* **Records supplied**:
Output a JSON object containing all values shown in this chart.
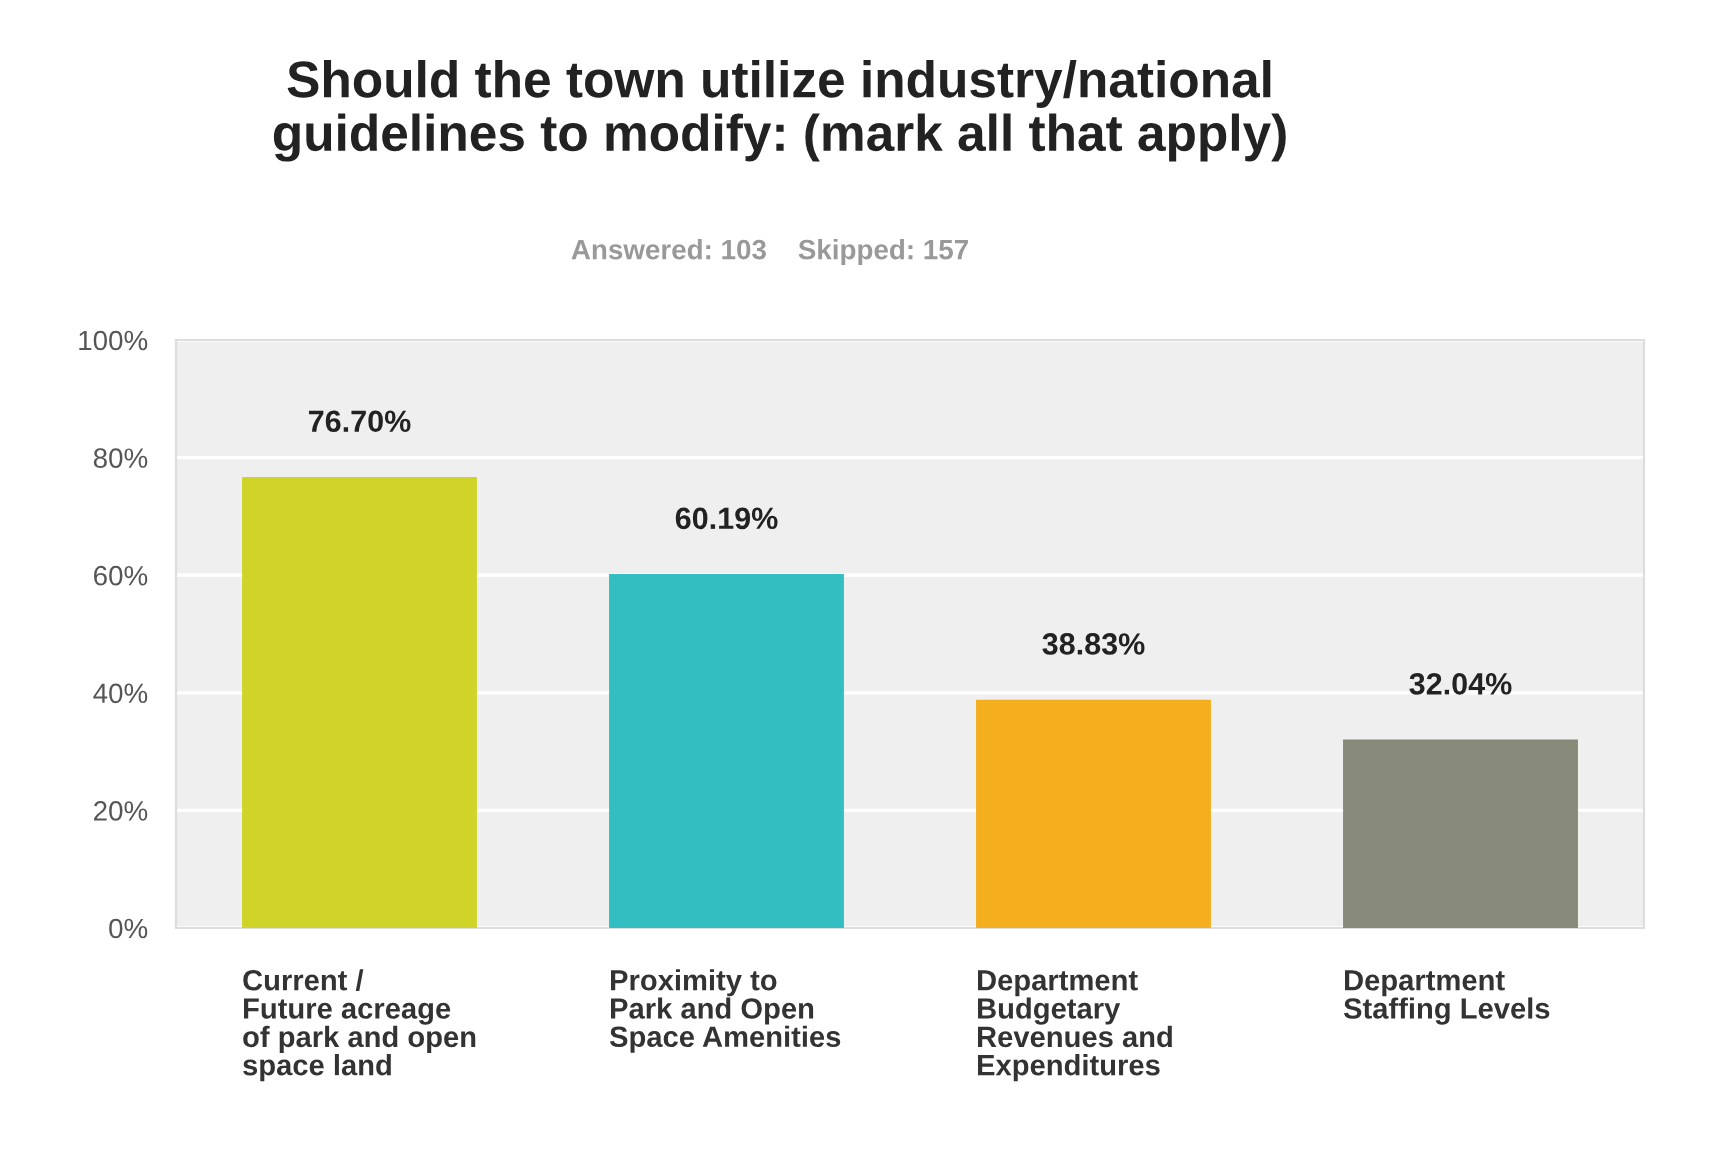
{
  "chart_data": {
    "type": "bar",
    "title": "Should the town utilize industry/national\nguidelines to modify: (mark all that apply)",
    "subtitle": "Answered: 103    Skipped: 157",
    "categories": [
      "Current /\nFuture acreage\nof park and open\nspace land",
      "Proximity to\nPark and Open\nSpace Amenities",
      "Department\nBudgetary\nRevenues and\nExpenditures",
      "Department\nStaffing Levels"
    ],
    "values": [
      76.7,
      60.19,
      38.83,
      32.04
    ],
    "colors": [
      "#d0d42a",
      "#33bfc1",
      "#f5af1e",
      "#878a78"
    ],
    "value_labels": [
      "76.70%",
      "60.19%",
      "38.83%",
      "32.04%"
    ],
    "ylim": [
      0,
      100
    ],
    "yticks": [
      {
        "value": 0,
        "label": "0%"
      },
      {
        "value": 20,
        "label": "20%"
      },
      {
        "value": 40,
        "label": "40%"
      },
      {
        "value": 60,
        "label": "60%"
      },
      {
        "value": 80,
        "label": "80%"
      },
      {
        "value": 100,
        "label": "100%"
      }
    ],
    "grid": "y"
  }
}
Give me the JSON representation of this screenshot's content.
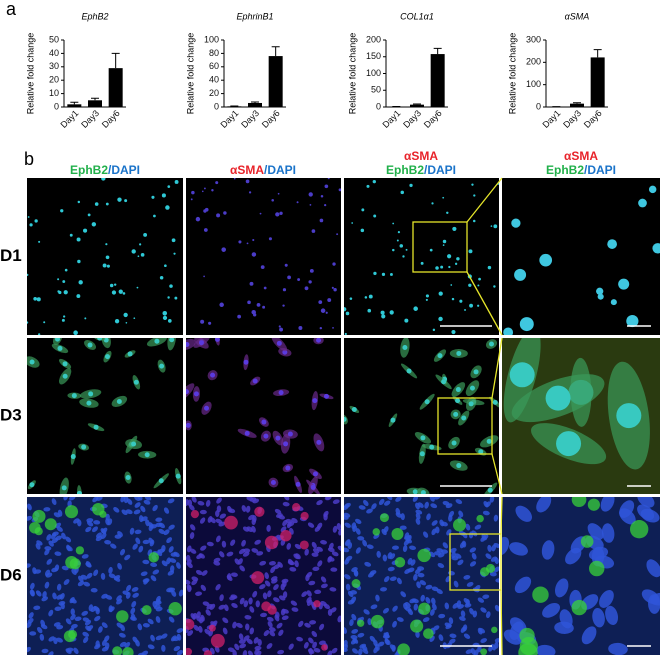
{
  "panel_labels": [
    "a",
    "b"
  ],
  "chart_data": [
    {
      "type": "bar",
      "title": "EphB2",
      "y_label": "Relative fold change",
      "categories": [
        "Day1",
        "Day3",
        "Day6"
      ],
      "series": [
        {
          "color": "#000000",
          "values": [
            2,
            5,
            29
          ],
          "errors": [
            1.5,
            1.5,
            11
          ]
        }
      ],
      "ylim": [
        0,
        50
      ],
      "yticks": [
        0,
        10,
        20,
        30,
        40,
        50
      ]
    },
    {
      "type": "bar",
      "title": "EphrinB1",
      "y_label": "Relative fold change",
      "categories": [
        "Day1",
        "Day3",
        "Day6"
      ],
      "series": [
        {
          "color": "#000000",
          "values": [
            1,
            6,
            76
          ],
          "errors": [
            0.5,
            1.5,
            14
          ]
        }
      ],
      "ylim": [
        0,
        100
      ],
      "yticks": [
        0,
        20,
        40,
        60,
        80,
        100
      ]
    },
    {
      "type": "bar",
      "title": "COL1α1",
      "y_label": "Relative fold change",
      "categories": [
        "Day1",
        "Day3",
        "Day6"
      ],
      "series": [
        {
          "color": "#000000",
          "values": [
            1,
            7,
            158
          ],
          "errors": [
            0.5,
            2,
            17
          ]
        }
      ],
      "ylim": [
        0,
        200
      ],
      "yticks": [
        0,
        50,
        100,
        150,
        200
      ]
    },
    {
      "type": "bar",
      "title": "αSMA",
      "y_label": "Relative fold change",
      "categories": [
        "Day1",
        "Day3",
        "Day6"
      ],
      "series": [
        {
          "color": "#000000",
          "values": [
            1,
            15,
            222
          ],
          "errors": [
            0.5,
            4,
            35
          ]
        }
      ],
      "ylim": [
        0,
        300
      ],
      "yticks": [
        0,
        100,
        200,
        300
      ]
    }
  ],
  "image_grid": {
    "column_headers": [
      [
        [
          {
            "text": "EphB2",
            "color": "#22b04b"
          },
          {
            "text": "/DAPI",
            "color": "#1a73c9"
          }
        ]
      ],
      [
        [
          {
            "text": "αSMA",
            "color": "#e8232a"
          },
          {
            "text": "/DAPI",
            "color": "#1a73c9"
          }
        ]
      ],
      [
        [
          {
            "text": "αSMA",
            "color": "#e8232a"
          }
        ],
        [
          {
            "text": "EphB2",
            "color": "#22b04b"
          },
          {
            "text": "/DAPI",
            "color": "#1a73c9"
          }
        ]
      ],
      [
        [
          {
            "text": "αSMA",
            "color": "#e8232a"
          }
        ],
        [
          {
            "text": "EphB2",
            "color": "#22b04b"
          },
          {
            "text": "/DAPI",
            "color": "#1a73c9"
          }
        ]
      ]
    ],
    "row_labels": [
      "D1",
      "D3",
      "D6"
    ]
  }
}
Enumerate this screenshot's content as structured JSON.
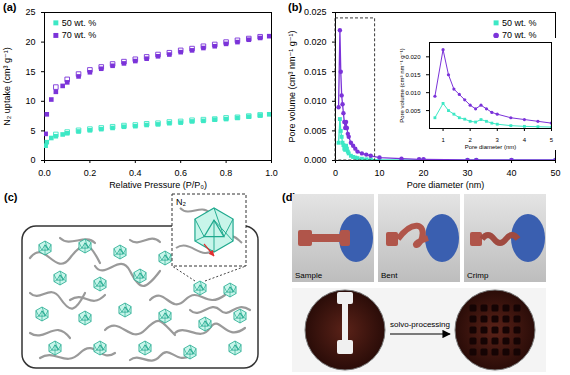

* **Task details**: Repeat the records above exactly, leaving out any pictures they contain.

* **The reply**:
Output a JSON object containing all values shown in this chart.
{
  "chart_data": {
    "type": "bar",
    "title": "Should the town utilize industry/national\nguidelines to modify: (mark all that apply)",
    "subtitle": "Answered: 103    Skipped: 157",
    "categories": [
      "Current /\nFuture acreage\nof park and open\nspace land",
      "Proximity to\nPark and Open\nSpace Amenities",
      "Department\nBudgetary\nRevenues and\nExpenditures",
      "Department\nStaffing Levels"
    ],
    "values": [
      76.7,
      60.19,
      38.83,
      32.04
    ],
    "colors": [
      "#d0d42a",
      "#33bfc1",
      "#f5af1e",
      "#878a78"
    ],
    "value_labels": [
      "76.70%",
      "60.19%",
      "38.83%",
      "32.04%"
    ],
    "ylim": [
      0,
      100
    ],
    "yticks": [
      {
        "value": 0,
        "label": "0%"
      },
      {
        "value": 20,
        "label": "20%"
      },
      {
        "value": 40,
        "label": "40%"
      },
      {
        "value": 60,
        "label": "60%"
      },
      {
        "value": 80,
        "label": "80%"
      },
      {
        "value": 100,
        "label": "100%"
      }
    ],
    "grid": "y"
  }
}
Give me the JSON representation of this screenshot's content.
{
  "panel_labels": [
    "a",
    "b"
  ],
  "chart_data": [
    {
      "type": "bar",
      "title": "EphB2",
      "y_label": "Relative fold change",
      "categories": [
        "Day1",
        "Day3",
        "Day6"
      ],
      "series": [
        {
          "color": "#000000",
          "values": [
            2,
            5,
            29
          ],
          "errors": [
            1.5,
            1.5,
            11
          ]
        }
      ],
      "ylim": [
        0,
        50
      ],
      "yticks": [
        0,
        10,
        20,
        30,
        40,
        50
      ]
    },
    {
      "type": "bar",
      "title": "EphrinB1",
      "y_label": "Relative fold change",
      "categories": [
        "Day1",
        "Day3",
        "Day6"
      ],
      "series": [
        {
          "color": "#000000",
          "values": [
            1,
            6,
            76
          ],
          "errors": [
            0.5,
            1.5,
            14
          ]
        }
      ],
      "ylim": [
        0,
        100
      ],
      "yticks": [
        0,
        20,
        40,
        60,
        80,
        100
      ]
    },
    {
      "type": "bar",
      "title": "COL1α1",
      "y_label": "Relative fold change",
      "categories": [
        "Day1",
        "Day3",
        "Day6"
      ],
      "series": [
        {
          "color": "#000000",
          "values": [
            1,
            7,
            158
          ],
          "errors": [
            0.5,
            2,
            17
          ]
        }
      ],
      "ylim": [
        0,
        200
      ],
      "yticks": [
        0,
        50,
        100,
        150,
        200
      ]
    },
    {
      "type": "bar",
      "title": "αSMA",
      "y_label": "Relative fold change",
      "categories": [
        "Day1",
        "Day3",
        "Day6"
      ],
      "series": [
        {
          "color": "#000000",
          "values": [
            1,
            15,
            222
          ],
          "errors": [
            0.5,
            4,
            35
          ]
        }
      ],
      "ylim": [
        0,
        300
      ],
      "yticks": [
        0,
        100,
        200,
        300
      ]
    }
  ],
  "image_grid": {
    "column_headers": [
      [
        [
          {
            "text": "EphB2",
            "color": "#22b04b"
          },
          {
            "text": "/DAPI",
            "color": "#1a73c9"
          }
        ]
      ],
      [
        [
          {
            "text": "αSMA",
            "color": "#e8232a"
          },
          {
            "text": "/DAPI",
            "color": "#1a73c9"
          }
        ]
      ],
      [
        [
          {
            "text": "αSMA",
            "color": "#e8232a"
          }
        ],
        [
          {
            "text": "EphB2",
            "color": "#22b04b"
          },
          {
            "text": "/DAPI",
            "color": "#1a73c9"
          }
        ]
      ],
      [
        [
          {
            "text": "αSMA",
            "color": "#e8232a"
          }
        ],
        [
          {
            "text": "EphB2",
            "color": "#22b04b"
          },
          {
            "text": "/DAPI",
            "color": "#1a73c9"
          }
        ]
      ]
    ],
    "row_labels": [
      "D1",
      "D3",
      "D6"
    ]
  }
}
Enumerate this screenshot's content as structured JSON.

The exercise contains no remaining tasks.